> **Set task**
Determine how many lines contain the string "this". Reply with that figure and nothing else.

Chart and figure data

§ §

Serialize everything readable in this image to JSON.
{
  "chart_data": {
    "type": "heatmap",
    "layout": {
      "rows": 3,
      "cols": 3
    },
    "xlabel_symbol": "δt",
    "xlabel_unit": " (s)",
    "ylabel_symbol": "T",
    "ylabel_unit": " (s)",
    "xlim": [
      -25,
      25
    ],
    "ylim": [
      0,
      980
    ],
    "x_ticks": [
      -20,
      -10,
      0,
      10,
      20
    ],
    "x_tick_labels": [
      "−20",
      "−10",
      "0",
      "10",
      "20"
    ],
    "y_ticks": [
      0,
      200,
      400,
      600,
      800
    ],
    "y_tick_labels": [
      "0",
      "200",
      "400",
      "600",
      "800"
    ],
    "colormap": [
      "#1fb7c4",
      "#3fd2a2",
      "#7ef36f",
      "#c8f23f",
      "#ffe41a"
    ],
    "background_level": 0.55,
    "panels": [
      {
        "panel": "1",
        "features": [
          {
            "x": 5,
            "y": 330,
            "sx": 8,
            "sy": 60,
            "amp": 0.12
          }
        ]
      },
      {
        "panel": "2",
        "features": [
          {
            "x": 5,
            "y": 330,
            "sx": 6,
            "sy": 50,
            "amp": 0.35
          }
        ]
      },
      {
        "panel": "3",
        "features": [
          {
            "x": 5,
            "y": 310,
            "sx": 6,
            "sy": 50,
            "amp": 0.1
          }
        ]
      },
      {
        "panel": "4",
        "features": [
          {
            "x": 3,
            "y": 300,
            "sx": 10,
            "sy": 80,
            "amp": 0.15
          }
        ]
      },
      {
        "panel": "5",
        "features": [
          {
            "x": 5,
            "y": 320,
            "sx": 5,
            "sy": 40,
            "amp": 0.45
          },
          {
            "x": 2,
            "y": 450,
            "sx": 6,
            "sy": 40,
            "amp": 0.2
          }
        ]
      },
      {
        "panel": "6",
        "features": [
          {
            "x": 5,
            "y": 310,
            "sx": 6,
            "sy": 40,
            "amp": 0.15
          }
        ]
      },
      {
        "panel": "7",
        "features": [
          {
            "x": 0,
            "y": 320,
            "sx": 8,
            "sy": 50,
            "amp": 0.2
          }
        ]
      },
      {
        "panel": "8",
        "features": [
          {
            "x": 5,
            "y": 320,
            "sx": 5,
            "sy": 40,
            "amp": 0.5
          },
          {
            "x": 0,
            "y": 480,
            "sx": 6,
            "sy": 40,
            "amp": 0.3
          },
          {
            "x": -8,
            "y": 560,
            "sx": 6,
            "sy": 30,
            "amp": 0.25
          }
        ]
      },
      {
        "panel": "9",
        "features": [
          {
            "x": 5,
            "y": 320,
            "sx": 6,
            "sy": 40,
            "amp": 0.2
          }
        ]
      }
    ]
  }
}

§ §

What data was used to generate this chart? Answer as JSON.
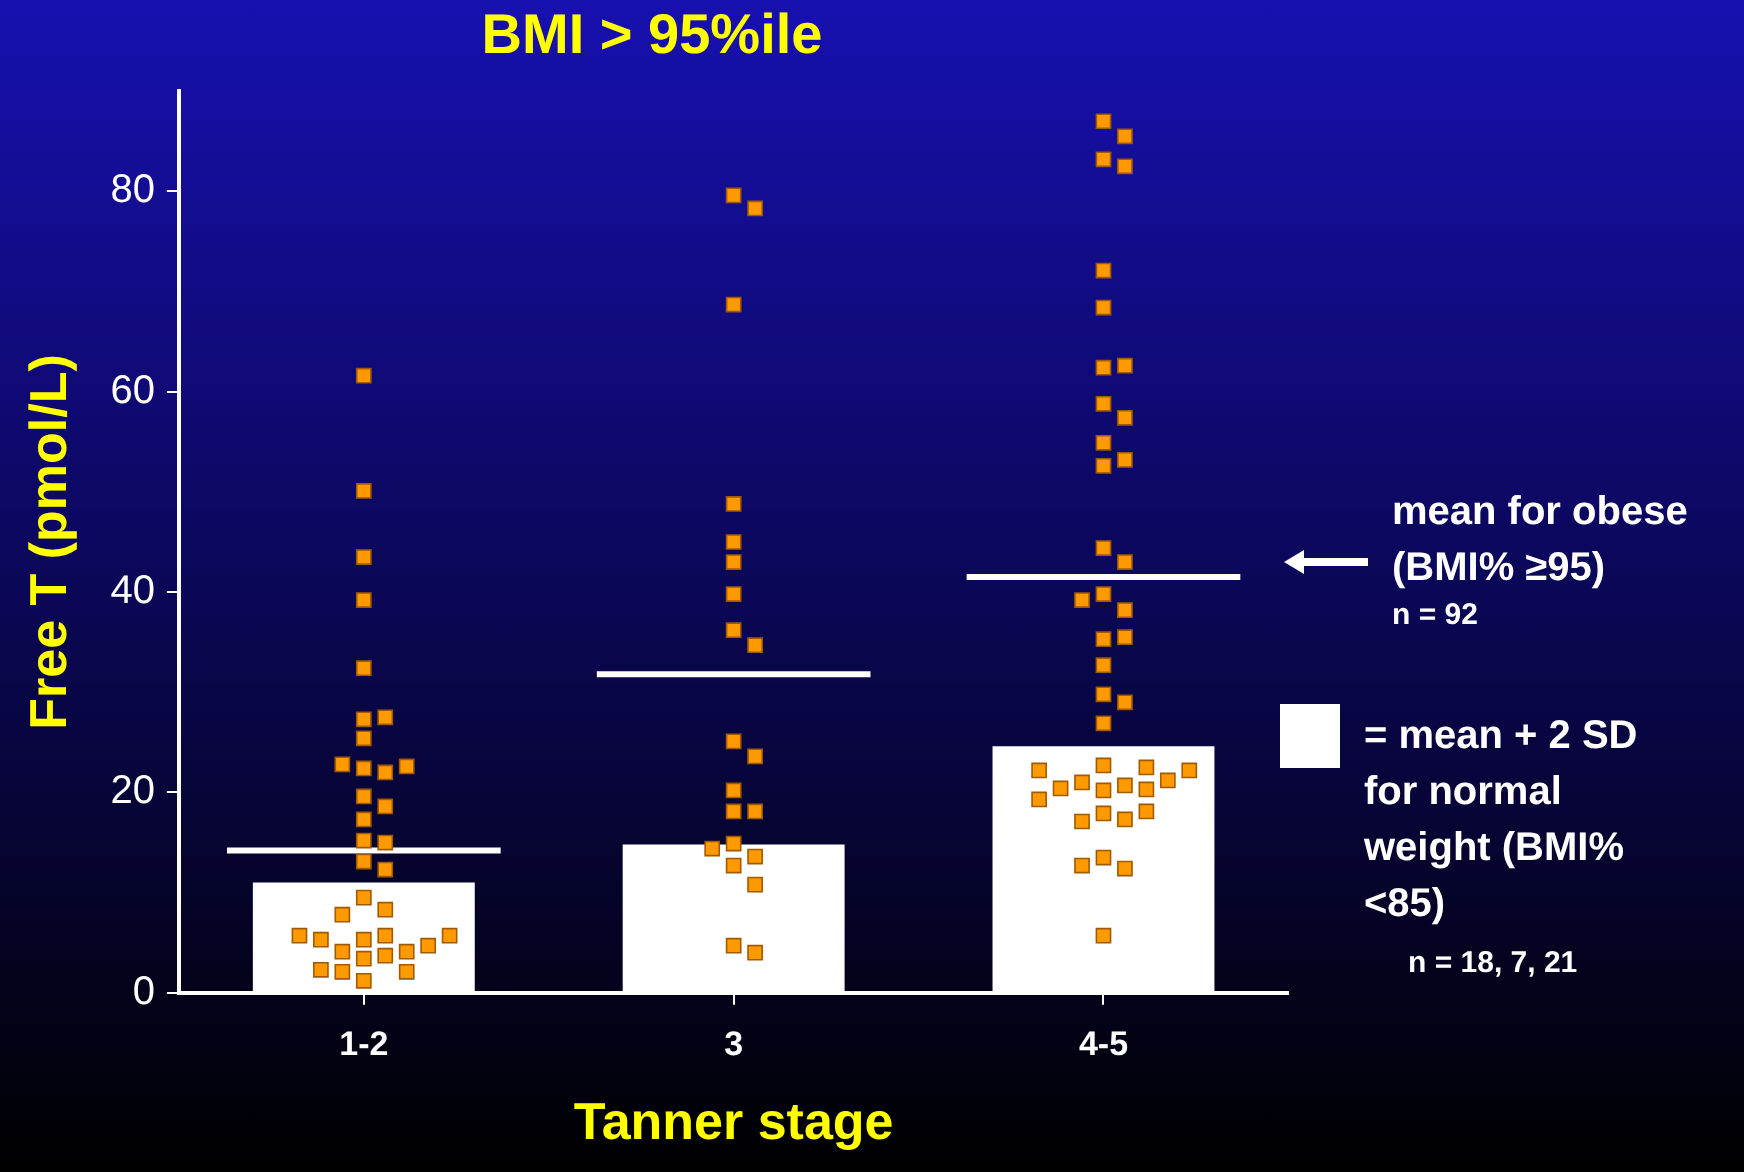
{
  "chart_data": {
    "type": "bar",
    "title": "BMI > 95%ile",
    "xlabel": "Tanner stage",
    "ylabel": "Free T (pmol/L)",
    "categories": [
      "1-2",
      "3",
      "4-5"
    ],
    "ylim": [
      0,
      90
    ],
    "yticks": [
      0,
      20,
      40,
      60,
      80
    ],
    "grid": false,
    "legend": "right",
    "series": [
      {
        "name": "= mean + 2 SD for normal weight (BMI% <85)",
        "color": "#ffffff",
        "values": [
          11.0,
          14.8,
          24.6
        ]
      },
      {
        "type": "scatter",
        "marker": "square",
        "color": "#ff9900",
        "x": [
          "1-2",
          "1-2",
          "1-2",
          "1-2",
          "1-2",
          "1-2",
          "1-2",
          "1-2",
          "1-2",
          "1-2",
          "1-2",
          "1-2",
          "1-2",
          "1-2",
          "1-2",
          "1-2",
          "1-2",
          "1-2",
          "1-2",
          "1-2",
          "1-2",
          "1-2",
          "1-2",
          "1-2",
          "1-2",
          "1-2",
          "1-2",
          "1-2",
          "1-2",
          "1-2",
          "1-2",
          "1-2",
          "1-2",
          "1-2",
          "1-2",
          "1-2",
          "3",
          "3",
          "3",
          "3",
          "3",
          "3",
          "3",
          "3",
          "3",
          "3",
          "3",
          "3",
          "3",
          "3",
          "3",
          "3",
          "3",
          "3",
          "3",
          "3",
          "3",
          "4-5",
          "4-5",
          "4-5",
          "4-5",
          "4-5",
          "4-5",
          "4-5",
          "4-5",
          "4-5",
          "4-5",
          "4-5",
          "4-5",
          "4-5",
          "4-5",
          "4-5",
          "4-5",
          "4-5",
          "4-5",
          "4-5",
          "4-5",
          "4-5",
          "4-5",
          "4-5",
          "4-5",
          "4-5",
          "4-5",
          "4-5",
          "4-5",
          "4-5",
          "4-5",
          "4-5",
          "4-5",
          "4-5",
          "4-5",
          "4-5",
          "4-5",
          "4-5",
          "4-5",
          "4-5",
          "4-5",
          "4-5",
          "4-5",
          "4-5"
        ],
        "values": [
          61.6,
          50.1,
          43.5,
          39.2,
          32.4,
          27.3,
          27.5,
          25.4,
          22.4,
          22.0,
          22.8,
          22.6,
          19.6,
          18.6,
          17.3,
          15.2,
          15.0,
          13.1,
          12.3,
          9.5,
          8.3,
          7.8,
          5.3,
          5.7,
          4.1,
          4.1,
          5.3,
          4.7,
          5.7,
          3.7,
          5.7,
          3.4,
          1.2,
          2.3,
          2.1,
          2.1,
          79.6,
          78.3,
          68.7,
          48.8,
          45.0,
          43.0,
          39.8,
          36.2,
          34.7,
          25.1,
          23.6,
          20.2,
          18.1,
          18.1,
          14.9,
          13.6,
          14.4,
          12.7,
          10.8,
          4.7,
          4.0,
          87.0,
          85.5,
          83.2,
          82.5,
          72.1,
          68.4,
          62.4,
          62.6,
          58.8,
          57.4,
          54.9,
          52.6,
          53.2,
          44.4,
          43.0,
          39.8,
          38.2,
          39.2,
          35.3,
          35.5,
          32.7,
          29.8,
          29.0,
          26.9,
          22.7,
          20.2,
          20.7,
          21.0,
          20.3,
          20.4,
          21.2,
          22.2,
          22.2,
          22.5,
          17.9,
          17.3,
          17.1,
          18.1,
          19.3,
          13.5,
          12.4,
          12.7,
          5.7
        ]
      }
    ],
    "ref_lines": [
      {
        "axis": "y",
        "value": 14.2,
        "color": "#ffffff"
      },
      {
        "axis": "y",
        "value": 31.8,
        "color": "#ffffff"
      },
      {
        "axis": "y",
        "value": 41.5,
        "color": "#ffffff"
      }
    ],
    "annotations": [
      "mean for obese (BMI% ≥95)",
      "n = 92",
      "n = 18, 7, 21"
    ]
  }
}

§ §

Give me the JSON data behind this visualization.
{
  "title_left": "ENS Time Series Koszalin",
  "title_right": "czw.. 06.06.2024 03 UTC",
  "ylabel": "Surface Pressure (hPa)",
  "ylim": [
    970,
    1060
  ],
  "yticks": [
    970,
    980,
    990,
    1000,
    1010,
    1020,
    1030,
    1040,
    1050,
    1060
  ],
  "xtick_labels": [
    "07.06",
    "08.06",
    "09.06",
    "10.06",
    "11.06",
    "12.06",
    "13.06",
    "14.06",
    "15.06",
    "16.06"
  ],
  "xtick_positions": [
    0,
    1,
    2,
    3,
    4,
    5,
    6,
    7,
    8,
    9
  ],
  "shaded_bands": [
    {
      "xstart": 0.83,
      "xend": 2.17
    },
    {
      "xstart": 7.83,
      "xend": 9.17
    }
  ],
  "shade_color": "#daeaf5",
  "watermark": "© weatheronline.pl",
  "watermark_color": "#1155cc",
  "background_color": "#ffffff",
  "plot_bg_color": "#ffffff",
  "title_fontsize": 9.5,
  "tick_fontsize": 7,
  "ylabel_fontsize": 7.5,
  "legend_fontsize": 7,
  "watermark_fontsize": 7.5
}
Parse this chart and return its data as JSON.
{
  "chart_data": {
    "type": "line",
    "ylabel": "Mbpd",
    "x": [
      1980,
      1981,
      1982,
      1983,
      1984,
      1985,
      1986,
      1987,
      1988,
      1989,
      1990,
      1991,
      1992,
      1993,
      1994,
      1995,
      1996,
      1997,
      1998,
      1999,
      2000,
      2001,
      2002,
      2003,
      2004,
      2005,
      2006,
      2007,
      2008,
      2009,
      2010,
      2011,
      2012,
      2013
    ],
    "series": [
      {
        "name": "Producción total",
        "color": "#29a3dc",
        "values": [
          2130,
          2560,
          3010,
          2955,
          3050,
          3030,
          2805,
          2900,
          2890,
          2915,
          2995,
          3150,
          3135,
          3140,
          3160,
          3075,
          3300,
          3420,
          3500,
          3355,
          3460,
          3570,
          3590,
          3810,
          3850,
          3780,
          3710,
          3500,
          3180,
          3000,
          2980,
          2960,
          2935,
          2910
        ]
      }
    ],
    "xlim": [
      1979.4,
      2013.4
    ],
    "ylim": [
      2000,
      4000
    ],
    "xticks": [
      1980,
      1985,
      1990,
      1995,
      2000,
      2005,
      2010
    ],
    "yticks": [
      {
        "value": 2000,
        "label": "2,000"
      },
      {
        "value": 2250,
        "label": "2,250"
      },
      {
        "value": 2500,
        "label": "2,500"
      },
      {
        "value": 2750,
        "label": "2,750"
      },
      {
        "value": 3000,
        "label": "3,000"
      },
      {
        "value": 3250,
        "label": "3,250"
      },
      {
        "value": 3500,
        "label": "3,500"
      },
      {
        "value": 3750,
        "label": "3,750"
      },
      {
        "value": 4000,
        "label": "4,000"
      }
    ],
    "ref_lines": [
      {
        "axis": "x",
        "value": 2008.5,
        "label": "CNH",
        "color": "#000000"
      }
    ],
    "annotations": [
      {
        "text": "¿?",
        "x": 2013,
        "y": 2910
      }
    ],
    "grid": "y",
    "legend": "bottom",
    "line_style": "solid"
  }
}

§ §

> **In response**
4